Dataset records

----------------

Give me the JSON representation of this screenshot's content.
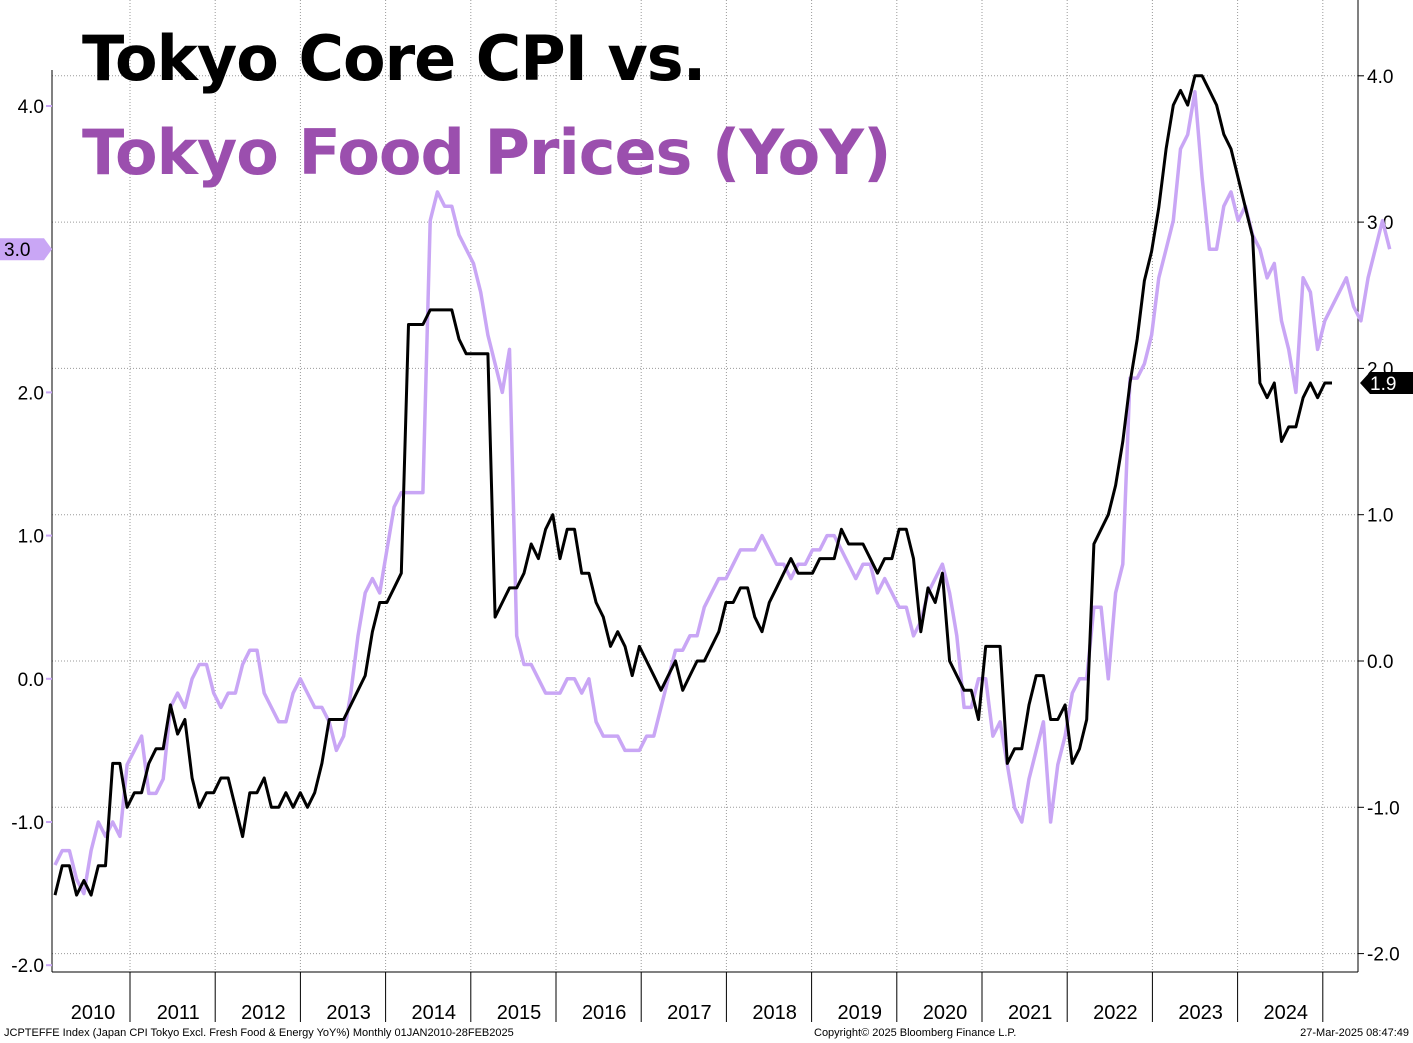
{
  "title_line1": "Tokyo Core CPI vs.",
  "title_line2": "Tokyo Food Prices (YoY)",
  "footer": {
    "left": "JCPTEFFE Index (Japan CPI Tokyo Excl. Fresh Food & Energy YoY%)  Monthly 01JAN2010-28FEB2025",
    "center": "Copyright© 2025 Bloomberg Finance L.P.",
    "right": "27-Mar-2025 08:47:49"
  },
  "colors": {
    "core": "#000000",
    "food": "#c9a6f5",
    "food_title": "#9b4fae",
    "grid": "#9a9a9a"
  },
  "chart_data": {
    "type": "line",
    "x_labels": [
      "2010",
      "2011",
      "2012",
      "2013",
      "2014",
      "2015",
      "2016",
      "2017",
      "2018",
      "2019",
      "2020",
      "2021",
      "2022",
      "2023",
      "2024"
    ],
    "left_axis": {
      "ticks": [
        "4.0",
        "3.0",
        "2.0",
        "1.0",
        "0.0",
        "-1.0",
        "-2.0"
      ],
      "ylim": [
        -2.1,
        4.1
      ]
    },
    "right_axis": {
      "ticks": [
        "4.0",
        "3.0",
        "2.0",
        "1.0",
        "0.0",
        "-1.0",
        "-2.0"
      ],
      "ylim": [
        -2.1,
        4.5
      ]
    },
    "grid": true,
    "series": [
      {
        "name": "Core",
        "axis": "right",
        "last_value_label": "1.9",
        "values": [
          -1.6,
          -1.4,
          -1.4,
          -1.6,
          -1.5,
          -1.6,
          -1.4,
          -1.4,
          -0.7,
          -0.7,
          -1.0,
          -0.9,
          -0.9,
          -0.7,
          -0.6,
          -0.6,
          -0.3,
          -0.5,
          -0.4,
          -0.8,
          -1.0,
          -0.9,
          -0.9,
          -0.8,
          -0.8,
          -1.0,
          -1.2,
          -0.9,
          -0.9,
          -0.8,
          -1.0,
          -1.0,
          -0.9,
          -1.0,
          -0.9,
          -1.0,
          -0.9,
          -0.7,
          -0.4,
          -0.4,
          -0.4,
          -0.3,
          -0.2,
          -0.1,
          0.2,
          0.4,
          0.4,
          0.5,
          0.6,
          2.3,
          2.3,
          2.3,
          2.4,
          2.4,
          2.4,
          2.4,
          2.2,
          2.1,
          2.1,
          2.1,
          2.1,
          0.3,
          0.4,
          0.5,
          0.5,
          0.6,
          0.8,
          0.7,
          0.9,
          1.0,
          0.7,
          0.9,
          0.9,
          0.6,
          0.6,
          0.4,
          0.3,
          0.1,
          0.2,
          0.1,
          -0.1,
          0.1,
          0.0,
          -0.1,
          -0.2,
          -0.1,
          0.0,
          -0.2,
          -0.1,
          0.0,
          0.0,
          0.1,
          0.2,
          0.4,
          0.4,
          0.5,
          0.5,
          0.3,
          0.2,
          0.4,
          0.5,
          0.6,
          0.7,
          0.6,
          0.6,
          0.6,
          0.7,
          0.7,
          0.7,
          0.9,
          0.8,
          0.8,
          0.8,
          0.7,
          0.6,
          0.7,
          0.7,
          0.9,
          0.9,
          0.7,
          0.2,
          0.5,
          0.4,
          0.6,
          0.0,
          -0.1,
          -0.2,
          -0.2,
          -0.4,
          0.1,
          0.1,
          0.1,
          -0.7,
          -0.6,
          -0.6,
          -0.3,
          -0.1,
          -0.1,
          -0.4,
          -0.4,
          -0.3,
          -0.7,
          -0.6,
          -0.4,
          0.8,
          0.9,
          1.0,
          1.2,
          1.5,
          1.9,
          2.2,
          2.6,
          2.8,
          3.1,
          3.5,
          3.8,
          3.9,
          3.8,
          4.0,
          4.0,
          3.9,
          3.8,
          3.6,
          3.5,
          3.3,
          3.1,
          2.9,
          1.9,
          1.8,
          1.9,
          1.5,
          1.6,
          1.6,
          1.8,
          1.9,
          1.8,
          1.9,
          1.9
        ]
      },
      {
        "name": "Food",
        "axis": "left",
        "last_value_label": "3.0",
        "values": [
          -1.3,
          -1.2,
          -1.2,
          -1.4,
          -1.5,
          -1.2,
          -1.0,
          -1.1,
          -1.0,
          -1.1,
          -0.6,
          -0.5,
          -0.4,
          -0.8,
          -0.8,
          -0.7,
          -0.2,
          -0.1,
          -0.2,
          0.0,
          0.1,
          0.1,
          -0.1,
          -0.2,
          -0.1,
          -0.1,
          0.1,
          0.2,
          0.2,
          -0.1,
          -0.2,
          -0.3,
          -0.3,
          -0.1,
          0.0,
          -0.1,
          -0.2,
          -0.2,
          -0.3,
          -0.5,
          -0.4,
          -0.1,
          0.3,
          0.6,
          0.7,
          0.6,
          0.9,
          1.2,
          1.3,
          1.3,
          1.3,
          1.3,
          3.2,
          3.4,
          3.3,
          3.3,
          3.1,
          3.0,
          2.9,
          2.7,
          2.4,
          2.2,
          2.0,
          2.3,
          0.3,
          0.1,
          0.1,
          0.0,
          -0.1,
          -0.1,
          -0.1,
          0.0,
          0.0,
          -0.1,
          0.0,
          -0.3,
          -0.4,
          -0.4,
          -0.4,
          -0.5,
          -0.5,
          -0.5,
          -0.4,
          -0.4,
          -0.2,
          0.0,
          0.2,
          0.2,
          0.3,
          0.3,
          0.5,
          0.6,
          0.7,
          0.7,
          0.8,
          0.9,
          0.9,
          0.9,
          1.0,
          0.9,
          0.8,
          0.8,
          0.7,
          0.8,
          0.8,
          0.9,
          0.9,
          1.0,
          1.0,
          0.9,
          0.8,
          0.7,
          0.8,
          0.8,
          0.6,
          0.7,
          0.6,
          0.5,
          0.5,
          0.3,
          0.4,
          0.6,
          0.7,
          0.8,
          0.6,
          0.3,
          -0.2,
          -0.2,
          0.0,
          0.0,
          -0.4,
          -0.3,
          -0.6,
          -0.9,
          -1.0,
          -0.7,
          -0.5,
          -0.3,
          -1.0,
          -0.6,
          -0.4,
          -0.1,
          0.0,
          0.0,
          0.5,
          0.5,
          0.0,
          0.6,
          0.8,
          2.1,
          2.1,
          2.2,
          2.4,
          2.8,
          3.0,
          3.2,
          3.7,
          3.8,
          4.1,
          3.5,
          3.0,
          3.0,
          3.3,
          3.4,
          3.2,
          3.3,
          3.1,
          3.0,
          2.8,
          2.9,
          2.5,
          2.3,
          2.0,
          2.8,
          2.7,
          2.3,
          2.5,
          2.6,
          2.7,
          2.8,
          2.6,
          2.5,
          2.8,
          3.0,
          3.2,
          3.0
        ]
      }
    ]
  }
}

----------------

Stated problem
The records above need to be given again exactly. Omit the pictures.

Worked solution
Give me the JSON representation of this screenshot's content.
{
  "title_line1": "Tokyo Core CPI vs.",
  "title_line2": "Tokyo Food Prices (YoY)",
  "footer": {
    "left": "JCPTEFFE Index (Japan CPI Tokyo Excl. Fresh Food & Energy YoY%)  Monthly 01JAN2010-28FEB2025",
    "center": "Copyright© 2025 Bloomberg Finance L.P.",
    "right": "27-Mar-2025 08:47:49"
  },
  "colors": {
    "core": "#000000",
    "food": "#c9a6f5",
    "food_title": "#9b4fae",
    "grid": "#9a9a9a"
  },
  "chart_data": {
    "type": "line",
    "x_labels": [
      "2010",
      "2011",
      "2012",
      "2013",
      "2014",
      "2015",
      "2016",
      "2017",
      "2018",
      "2019",
      "2020",
      "2021",
      "2022",
      "2023",
      "2024"
    ],
    "left_axis": {
      "ticks": [
        "4.0",
        "3.0",
        "2.0",
        "1.0",
        "0.0",
        "-1.0",
        "-2.0"
      ],
      "ylim": [
        -2.1,
        4.1
      ]
    },
    "right_axis": {
      "ticks": [
        "4.0",
        "3.0",
        "2.0",
        "1.0",
        "0.0",
        "-1.0",
        "-2.0"
      ],
      "ylim": [
        -2.1,
        4.5
      ]
    },
    "grid": true,
    "series": [
      {
        "name": "Core",
        "axis": "right",
        "last_value_label": "1.9",
        "values": [
          -1.6,
          -1.4,
          -1.4,
          -1.6,
          -1.5,
          -1.6,
          -1.4,
          -1.4,
          -0.7,
          -0.7,
          -1.0,
          -0.9,
          -0.9,
          -0.7,
          -0.6,
          -0.6,
          -0.3,
          -0.5,
          -0.4,
          -0.8,
          -1.0,
          -0.9,
          -0.9,
          -0.8,
          -0.8,
          -1.0,
          -1.2,
          -0.9,
          -0.9,
          -0.8,
          -1.0,
          -1.0,
          -0.9,
          -1.0,
          -0.9,
          -1.0,
          -0.9,
          -0.7,
          -0.4,
          -0.4,
          -0.4,
          -0.3,
          -0.2,
          -0.1,
          0.2,
          0.4,
          0.4,
          0.5,
          0.6,
          2.3,
          2.3,
          2.3,
          2.4,
          2.4,
          2.4,
          2.4,
          2.2,
          2.1,
          2.1,
          2.1,
          2.1,
          0.3,
          0.4,
          0.5,
          0.5,
          0.6,
          0.8,
          0.7,
          0.9,
          1.0,
          0.7,
          0.9,
          0.9,
          0.6,
          0.6,
          0.4,
          0.3,
          0.1,
          0.2,
          0.1,
          -0.1,
          0.1,
          0.0,
          -0.1,
          -0.2,
          -0.1,
          0.0,
          -0.2,
          -0.1,
          0.0,
          0.0,
          0.1,
          0.2,
          0.4,
          0.4,
          0.5,
          0.5,
          0.3,
          0.2,
          0.4,
          0.5,
          0.6,
          0.7,
          0.6,
          0.6,
          0.6,
          0.7,
          0.7,
          0.7,
          0.9,
          0.8,
          0.8,
          0.8,
          0.7,
          0.6,
          0.7,
          0.7,
          0.9,
          0.9,
          0.7,
          0.2,
          0.5,
          0.4,
          0.6,
          0.0,
          -0.1,
          -0.2,
          -0.2,
          -0.4,
          0.1,
          0.1,
          0.1,
          -0.7,
          -0.6,
          -0.6,
          -0.3,
          -0.1,
          -0.1,
          -0.4,
          -0.4,
          -0.3,
          -0.7,
          -0.6,
          -0.4,
          0.8,
          0.9,
          1.0,
          1.2,
          1.5,
          1.9,
          2.2,
          2.6,
          2.8,
          3.1,
          3.5,
          3.8,
          3.9,
          3.8,
          4.0,
          4.0,
          3.9,
          3.8,
          3.6,
          3.5,
          3.3,
          3.1,
          2.9,
          1.9,
          1.8,
          1.9,
          1.5,
          1.6,
          1.6,
          1.8,
          1.9,
          1.8,
          1.9,
          1.9
        ]
      },
      {
        "name": "Food",
        "axis": "left",
        "last_value_label": "3.0",
        "values": [
          -1.3,
          -1.2,
          -1.2,
          -1.4,
          -1.5,
          -1.2,
          -1.0,
          -1.1,
          -1.0,
          -1.1,
          -0.6,
          -0.5,
          -0.4,
          -0.8,
          -0.8,
          -0.7,
          -0.2,
          -0.1,
          -0.2,
          0.0,
          0.1,
          0.1,
          -0.1,
          -0.2,
          -0.1,
          -0.1,
          0.1,
          0.2,
          0.2,
          -0.1,
          -0.2,
          -0.3,
          -0.3,
          -0.1,
          0.0,
          -0.1,
          -0.2,
          -0.2,
          -0.3,
          -0.5,
          -0.4,
          -0.1,
          0.3,
          0.6,
          0.7,
          0.6,
          0.9,
          1.2,
          1.3,
          1.3,
          1.3,
          1.3,
          3.2,
          3.4,
          3.3,
          3.3,
          3.1,
          3.0,
          2.9,
          2.7,
          2.4,
          2.2,
          2.0,
          2.3,
          0.3,
          0.1,
          0.1,
          0.0,
          -0.1,
          -0.1,
          -0.1,
          0.0,
          0.0,
          -0.1,
          0.0,
          -0.3,
          -0.4,
          -0.4,
          -0.4,
          -0.5,
          -0.5,
          -0.5,
          -0.4,
          -0.4,
          -0.2,
          0.0,
          0.2,
          0.2,
          0.3,
          0.3,
          0.5,
          0.6,
          0.7,
          0.7,
          0.8,
          0.9,
          0.9,
          0.9,
          1.0,
          0.9,
          0.8,
          0.8,
          0.7,
          0.8,
          0.8,
          0.9,
          0.9,
          1.0,
          1.0,
          0.9,
          0.8,
          0.7,
          0.8,
          0.8,
          0.6,
          0.7,
          0.6,
          0.5,
          0.5,
          0.3,
          0.4,
          0.6,
          0.7,
          0.8,
          0.6,
          0.3,
          -0.2,
          -0.2,
          0.0,
          0.0,
          -0.4,
          -0.3,
          -0.6,
          -0.9,
          -1.0,
          -0.7,
          -0.5,
          -0.3,
          -1.0,
          -0.6,
          -0.4,
          -0.1,
          0.0,
          0.0,
          0.5,
          0.5,
          0.0,
          0.6,
          0.8,
          2.1,
          2.1,
          2.2,
          2.4,
          2.8,
          3.0,
          3.2,
          3.7,
          3.8,
          4.1,
          3.5,
          3.0,
          3.0,
          3.3,
          3.4,
          3.2,
          3.3,
          3.1,
          3.0,
          2.8,
          2.9,
          2.5,
          2.3,
          2.0,
          2.8,
          2.7,
          2.3,
          2.5,
          2.6,
          2.7,
          2.8,
          2.6,
          2.5,
          2.8,
          3.0,
          3.2,
          3.0
        ]
      }
    ]
  }
}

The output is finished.